> **Written instruction**: Pull every line containing "content" out of the material below.

START Exercise inputs

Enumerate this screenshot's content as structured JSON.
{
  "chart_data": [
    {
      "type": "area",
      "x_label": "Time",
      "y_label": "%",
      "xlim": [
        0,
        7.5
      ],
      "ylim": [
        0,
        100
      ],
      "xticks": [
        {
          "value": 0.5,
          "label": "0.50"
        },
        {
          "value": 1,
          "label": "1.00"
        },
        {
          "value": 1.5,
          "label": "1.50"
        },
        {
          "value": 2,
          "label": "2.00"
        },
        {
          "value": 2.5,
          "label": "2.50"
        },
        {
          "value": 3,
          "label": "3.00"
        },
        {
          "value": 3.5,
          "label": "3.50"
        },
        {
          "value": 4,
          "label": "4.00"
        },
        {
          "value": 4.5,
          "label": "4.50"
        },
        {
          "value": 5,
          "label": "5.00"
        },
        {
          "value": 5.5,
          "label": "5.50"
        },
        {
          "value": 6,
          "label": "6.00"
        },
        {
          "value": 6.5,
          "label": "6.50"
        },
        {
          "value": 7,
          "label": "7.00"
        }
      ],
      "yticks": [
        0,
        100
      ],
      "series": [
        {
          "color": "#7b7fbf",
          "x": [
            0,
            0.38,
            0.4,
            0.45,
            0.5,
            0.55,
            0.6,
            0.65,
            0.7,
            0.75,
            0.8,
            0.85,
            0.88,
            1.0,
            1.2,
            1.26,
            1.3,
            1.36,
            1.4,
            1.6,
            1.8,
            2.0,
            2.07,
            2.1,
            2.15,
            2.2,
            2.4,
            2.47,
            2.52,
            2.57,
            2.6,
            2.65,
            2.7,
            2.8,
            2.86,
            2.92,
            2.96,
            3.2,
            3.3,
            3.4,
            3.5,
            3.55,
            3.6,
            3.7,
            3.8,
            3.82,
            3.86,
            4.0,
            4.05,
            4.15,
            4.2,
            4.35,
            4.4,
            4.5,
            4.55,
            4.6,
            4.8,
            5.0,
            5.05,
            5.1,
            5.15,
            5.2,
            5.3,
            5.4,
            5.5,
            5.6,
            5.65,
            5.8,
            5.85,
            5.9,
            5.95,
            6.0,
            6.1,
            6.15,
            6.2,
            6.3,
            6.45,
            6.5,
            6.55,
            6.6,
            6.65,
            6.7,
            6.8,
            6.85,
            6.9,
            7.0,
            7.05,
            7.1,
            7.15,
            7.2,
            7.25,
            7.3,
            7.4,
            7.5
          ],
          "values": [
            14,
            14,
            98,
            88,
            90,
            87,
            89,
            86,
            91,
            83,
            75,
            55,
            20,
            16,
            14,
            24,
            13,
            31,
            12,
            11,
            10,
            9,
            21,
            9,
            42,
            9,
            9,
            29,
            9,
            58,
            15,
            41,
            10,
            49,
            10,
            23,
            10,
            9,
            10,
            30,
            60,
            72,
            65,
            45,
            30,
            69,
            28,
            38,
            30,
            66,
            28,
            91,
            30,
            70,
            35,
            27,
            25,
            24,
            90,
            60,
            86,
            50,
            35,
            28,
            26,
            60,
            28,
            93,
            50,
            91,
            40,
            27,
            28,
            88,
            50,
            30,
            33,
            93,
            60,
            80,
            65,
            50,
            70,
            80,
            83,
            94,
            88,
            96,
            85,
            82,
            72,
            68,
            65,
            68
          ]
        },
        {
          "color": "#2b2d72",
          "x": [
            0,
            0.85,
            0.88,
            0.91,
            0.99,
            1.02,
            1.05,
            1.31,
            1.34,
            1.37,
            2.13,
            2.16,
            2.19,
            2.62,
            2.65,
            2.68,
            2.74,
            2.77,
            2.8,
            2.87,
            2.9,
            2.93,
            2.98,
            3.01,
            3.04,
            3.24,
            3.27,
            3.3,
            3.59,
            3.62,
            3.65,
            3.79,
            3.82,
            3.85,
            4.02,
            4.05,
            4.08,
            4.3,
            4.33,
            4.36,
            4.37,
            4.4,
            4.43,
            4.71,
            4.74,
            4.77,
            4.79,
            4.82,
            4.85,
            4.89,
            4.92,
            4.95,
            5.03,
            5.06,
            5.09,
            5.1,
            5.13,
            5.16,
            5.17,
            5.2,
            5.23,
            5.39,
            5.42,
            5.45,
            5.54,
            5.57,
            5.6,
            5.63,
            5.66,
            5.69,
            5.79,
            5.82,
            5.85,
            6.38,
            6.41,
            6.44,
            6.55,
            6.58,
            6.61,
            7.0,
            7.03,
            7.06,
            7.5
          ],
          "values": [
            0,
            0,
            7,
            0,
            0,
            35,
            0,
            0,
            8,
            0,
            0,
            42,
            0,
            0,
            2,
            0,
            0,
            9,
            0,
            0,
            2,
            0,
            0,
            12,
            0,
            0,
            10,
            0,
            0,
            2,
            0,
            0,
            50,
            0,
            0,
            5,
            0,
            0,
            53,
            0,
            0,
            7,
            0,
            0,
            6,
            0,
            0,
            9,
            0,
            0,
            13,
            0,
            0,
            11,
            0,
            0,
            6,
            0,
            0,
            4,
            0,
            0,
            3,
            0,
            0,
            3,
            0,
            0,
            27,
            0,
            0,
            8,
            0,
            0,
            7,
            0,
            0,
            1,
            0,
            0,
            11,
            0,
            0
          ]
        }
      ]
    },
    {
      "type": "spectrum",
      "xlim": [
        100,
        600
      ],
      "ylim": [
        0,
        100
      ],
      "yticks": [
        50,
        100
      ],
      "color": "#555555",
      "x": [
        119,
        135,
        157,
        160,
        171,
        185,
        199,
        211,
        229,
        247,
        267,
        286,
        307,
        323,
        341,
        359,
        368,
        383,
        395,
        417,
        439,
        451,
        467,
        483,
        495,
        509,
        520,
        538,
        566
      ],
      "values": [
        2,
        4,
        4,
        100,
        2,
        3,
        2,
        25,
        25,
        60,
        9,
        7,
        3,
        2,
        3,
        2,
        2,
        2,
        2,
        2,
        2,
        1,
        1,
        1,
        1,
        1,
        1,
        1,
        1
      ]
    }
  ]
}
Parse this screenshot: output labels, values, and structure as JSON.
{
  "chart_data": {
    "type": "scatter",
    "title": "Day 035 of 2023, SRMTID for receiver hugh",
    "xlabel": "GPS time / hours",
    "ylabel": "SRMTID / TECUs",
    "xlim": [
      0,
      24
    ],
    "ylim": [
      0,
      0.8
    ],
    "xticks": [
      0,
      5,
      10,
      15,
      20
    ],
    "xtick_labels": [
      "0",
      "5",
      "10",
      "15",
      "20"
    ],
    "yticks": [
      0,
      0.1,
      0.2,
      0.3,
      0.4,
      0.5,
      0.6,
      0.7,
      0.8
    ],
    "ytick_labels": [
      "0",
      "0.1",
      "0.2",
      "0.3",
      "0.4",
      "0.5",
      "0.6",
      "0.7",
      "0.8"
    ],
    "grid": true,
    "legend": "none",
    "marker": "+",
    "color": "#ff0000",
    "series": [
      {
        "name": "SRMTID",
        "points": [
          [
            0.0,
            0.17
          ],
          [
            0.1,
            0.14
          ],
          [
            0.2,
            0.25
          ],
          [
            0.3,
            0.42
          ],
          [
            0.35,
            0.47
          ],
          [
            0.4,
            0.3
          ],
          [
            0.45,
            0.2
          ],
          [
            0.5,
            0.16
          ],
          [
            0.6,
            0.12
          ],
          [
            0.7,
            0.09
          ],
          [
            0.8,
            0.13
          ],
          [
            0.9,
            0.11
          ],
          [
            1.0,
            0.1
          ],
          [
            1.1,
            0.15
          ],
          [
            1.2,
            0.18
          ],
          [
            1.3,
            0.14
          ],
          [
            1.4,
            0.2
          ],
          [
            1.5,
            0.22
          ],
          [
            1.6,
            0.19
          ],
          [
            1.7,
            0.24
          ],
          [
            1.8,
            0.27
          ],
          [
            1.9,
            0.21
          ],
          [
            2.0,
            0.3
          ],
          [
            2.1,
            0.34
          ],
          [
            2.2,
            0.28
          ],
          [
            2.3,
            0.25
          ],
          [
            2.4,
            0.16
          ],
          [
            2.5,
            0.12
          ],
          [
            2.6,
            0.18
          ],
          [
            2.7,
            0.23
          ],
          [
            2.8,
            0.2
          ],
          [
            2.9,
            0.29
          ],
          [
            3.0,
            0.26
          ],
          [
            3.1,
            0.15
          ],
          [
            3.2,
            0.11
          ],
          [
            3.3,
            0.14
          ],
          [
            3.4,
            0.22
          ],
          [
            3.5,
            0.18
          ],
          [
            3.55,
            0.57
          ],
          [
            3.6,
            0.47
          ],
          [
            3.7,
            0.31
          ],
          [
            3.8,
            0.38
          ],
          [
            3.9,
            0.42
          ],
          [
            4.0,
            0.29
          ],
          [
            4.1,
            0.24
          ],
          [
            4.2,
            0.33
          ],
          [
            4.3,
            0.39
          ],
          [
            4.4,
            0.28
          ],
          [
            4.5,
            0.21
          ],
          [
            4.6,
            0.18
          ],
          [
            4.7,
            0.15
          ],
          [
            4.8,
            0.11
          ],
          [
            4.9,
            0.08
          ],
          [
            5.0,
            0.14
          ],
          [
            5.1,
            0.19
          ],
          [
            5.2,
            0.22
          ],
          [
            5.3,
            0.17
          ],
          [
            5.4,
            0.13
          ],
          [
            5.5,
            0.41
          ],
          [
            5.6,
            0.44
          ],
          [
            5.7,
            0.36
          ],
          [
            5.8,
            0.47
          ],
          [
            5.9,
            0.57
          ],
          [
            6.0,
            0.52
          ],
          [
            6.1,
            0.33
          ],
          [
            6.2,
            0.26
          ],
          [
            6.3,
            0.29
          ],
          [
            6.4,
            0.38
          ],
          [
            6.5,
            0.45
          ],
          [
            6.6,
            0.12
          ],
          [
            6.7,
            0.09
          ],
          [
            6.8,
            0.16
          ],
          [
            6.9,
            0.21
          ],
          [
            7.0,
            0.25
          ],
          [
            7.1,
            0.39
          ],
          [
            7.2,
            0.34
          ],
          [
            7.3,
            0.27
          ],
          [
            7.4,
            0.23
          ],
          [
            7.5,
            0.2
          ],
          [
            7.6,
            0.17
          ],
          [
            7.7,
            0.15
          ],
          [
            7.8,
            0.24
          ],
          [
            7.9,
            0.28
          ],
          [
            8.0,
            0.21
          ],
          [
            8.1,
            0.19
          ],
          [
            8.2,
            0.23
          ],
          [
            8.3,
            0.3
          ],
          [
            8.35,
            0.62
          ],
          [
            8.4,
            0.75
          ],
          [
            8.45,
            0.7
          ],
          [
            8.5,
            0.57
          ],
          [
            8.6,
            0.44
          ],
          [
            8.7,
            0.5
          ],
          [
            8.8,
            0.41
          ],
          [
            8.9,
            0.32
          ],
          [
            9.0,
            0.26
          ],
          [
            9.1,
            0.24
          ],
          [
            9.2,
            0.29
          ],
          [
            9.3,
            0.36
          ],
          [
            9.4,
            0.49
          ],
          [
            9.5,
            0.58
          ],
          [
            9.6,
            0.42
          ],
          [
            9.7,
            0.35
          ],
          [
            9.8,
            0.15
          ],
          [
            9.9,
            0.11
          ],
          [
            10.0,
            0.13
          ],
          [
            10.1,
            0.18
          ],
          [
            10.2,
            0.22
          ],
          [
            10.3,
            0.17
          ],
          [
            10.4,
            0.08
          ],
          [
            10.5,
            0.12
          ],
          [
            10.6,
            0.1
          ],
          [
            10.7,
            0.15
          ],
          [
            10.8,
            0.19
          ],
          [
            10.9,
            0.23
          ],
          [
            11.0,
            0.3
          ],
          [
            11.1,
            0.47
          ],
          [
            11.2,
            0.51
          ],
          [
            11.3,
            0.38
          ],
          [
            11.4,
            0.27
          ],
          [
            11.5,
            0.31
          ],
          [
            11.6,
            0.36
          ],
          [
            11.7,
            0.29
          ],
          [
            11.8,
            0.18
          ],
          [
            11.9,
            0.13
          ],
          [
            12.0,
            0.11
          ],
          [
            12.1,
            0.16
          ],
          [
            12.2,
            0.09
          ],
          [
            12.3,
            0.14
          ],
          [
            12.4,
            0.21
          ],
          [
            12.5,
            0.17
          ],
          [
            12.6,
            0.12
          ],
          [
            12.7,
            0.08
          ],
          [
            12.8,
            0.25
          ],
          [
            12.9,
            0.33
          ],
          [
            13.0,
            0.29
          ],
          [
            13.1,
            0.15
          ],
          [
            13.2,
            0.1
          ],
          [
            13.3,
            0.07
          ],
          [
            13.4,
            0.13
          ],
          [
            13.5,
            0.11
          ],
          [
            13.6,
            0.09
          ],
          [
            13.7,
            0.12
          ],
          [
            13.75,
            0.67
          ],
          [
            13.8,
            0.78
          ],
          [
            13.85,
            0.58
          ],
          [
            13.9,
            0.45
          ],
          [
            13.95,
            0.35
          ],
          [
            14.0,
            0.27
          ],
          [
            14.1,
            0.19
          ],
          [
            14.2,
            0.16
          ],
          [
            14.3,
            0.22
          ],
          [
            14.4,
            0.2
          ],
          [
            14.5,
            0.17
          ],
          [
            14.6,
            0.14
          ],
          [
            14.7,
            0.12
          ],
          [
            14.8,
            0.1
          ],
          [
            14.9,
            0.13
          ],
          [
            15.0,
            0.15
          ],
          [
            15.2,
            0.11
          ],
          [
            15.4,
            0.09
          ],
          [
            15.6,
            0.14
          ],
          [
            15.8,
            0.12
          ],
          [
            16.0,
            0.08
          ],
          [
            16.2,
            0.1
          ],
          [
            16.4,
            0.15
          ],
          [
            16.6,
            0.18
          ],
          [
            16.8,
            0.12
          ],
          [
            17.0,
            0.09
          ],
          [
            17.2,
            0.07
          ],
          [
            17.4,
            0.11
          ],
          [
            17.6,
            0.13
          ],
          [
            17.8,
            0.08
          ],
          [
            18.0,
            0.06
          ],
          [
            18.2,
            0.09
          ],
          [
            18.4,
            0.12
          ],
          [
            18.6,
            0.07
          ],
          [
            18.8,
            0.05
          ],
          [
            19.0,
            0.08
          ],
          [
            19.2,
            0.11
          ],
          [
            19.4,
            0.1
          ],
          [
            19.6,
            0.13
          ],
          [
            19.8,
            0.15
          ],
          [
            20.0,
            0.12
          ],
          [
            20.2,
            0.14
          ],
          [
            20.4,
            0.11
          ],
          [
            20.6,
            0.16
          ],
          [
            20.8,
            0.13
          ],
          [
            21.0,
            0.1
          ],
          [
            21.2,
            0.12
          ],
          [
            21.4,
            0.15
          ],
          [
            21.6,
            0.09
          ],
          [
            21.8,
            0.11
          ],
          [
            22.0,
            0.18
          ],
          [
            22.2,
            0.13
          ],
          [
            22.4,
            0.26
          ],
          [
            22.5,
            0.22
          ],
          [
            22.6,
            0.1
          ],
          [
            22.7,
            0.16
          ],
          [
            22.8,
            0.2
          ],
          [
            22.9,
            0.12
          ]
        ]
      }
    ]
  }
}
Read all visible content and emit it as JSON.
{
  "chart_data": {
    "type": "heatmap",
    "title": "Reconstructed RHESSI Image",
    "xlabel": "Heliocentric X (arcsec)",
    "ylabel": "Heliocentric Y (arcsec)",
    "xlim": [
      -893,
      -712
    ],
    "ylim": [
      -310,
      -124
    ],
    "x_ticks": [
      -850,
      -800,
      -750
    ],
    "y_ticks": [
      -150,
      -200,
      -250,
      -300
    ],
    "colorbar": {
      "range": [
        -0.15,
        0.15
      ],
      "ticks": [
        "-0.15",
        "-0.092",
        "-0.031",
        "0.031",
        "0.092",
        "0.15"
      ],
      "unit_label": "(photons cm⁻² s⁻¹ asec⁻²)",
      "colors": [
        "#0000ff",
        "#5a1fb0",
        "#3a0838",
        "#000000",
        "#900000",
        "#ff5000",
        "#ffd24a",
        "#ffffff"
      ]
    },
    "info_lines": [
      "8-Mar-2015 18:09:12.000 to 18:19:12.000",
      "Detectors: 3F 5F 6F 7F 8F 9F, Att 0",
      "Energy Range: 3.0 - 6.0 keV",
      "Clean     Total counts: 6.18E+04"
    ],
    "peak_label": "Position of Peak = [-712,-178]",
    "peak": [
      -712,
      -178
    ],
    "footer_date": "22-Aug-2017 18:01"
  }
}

END Exercise inputs

> **The reply**:
Enumerate this screenshot's content as structured JSON.
Read all visible content and emit it as JSON.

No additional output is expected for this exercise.